## What you should do:
In the listing below, how many lines contain the word "Adaptive"? Please respond with the number only.

## Input rows:
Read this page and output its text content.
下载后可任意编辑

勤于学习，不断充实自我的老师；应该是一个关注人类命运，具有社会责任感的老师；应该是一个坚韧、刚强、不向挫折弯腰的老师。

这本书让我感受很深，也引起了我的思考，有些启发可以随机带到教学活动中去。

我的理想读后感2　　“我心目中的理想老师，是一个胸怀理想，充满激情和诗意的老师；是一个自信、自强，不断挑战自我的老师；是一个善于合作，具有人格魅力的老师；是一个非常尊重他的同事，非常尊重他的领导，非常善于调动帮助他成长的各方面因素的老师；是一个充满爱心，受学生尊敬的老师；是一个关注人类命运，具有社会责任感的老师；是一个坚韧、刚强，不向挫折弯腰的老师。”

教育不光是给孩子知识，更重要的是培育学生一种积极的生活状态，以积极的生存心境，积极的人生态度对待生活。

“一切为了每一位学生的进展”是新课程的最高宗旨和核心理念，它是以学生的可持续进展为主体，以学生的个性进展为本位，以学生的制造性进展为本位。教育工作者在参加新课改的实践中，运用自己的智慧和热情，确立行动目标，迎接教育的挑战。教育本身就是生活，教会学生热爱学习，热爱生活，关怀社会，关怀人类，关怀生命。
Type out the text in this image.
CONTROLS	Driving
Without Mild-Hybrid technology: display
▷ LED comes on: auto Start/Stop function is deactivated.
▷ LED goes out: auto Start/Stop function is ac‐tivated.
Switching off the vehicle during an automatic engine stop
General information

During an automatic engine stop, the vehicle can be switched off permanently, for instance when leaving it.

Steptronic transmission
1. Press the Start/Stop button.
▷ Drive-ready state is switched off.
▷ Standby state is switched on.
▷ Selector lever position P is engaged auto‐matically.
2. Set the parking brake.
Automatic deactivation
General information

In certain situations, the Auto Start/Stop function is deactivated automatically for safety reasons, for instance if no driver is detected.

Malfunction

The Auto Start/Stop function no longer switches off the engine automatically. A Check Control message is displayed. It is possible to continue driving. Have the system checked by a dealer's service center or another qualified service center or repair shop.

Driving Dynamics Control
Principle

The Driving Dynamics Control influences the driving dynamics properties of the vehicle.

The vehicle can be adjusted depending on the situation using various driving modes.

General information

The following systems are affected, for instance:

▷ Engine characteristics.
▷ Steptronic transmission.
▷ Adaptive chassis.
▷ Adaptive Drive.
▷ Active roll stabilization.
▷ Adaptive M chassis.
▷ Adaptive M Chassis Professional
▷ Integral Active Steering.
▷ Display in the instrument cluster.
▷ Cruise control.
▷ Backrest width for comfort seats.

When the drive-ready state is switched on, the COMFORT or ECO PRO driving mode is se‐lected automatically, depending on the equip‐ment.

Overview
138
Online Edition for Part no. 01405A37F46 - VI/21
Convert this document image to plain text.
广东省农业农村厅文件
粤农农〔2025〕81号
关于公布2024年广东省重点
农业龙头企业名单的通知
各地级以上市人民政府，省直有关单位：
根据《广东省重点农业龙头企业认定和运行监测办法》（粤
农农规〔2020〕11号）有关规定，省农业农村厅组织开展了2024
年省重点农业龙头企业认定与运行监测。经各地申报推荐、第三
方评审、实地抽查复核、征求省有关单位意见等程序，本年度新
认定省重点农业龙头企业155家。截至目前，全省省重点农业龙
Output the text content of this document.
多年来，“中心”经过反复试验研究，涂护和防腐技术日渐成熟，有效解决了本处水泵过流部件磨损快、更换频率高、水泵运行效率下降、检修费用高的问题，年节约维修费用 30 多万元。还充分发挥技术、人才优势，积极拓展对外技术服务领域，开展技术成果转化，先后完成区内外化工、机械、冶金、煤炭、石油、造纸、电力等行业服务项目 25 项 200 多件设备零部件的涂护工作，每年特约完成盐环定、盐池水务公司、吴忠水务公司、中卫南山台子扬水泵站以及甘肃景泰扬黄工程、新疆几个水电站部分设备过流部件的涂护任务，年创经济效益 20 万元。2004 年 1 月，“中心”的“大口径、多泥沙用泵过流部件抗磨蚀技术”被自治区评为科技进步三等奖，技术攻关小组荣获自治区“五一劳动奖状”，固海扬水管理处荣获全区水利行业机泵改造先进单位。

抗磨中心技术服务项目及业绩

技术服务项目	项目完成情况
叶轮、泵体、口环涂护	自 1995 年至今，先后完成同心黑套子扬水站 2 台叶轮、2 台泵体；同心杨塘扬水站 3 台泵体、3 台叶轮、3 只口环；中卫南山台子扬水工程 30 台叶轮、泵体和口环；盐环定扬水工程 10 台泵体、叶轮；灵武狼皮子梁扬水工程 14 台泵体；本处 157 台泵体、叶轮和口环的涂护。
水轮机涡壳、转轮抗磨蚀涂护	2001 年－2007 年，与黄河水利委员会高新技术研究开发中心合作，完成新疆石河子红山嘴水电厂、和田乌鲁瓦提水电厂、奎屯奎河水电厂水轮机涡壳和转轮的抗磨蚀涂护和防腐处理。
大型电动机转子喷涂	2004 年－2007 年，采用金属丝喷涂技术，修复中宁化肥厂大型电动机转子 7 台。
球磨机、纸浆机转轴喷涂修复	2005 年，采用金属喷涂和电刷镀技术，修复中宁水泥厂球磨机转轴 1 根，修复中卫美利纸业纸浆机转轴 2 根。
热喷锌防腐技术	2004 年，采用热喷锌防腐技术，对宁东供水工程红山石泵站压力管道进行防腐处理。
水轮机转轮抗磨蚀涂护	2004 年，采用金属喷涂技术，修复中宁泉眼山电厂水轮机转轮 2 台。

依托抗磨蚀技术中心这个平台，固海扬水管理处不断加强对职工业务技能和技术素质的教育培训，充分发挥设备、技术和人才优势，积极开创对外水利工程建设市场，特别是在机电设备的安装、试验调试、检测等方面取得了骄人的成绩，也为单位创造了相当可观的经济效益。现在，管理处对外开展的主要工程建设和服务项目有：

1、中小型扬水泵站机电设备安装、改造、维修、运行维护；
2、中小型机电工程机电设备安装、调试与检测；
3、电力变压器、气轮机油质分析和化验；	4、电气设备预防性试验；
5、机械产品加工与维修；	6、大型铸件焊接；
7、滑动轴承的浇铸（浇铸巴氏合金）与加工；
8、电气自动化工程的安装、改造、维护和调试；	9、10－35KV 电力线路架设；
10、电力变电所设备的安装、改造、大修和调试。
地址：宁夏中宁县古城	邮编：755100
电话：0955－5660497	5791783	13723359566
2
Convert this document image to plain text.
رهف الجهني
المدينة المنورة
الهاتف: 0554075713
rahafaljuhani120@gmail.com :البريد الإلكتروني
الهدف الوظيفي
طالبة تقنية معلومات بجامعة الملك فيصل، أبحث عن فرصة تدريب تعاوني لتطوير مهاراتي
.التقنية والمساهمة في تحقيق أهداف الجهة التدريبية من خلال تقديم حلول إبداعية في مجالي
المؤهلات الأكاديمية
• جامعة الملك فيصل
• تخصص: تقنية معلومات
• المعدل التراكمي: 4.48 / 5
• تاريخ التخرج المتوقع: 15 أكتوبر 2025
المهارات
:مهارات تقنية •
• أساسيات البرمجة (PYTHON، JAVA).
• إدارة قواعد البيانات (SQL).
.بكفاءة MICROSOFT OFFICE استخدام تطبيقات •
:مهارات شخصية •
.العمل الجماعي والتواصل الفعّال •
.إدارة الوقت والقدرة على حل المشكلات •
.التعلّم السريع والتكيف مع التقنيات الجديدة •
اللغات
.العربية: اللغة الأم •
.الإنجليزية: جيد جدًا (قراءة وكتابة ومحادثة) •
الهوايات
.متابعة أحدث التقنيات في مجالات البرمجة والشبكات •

## Correct answer:
4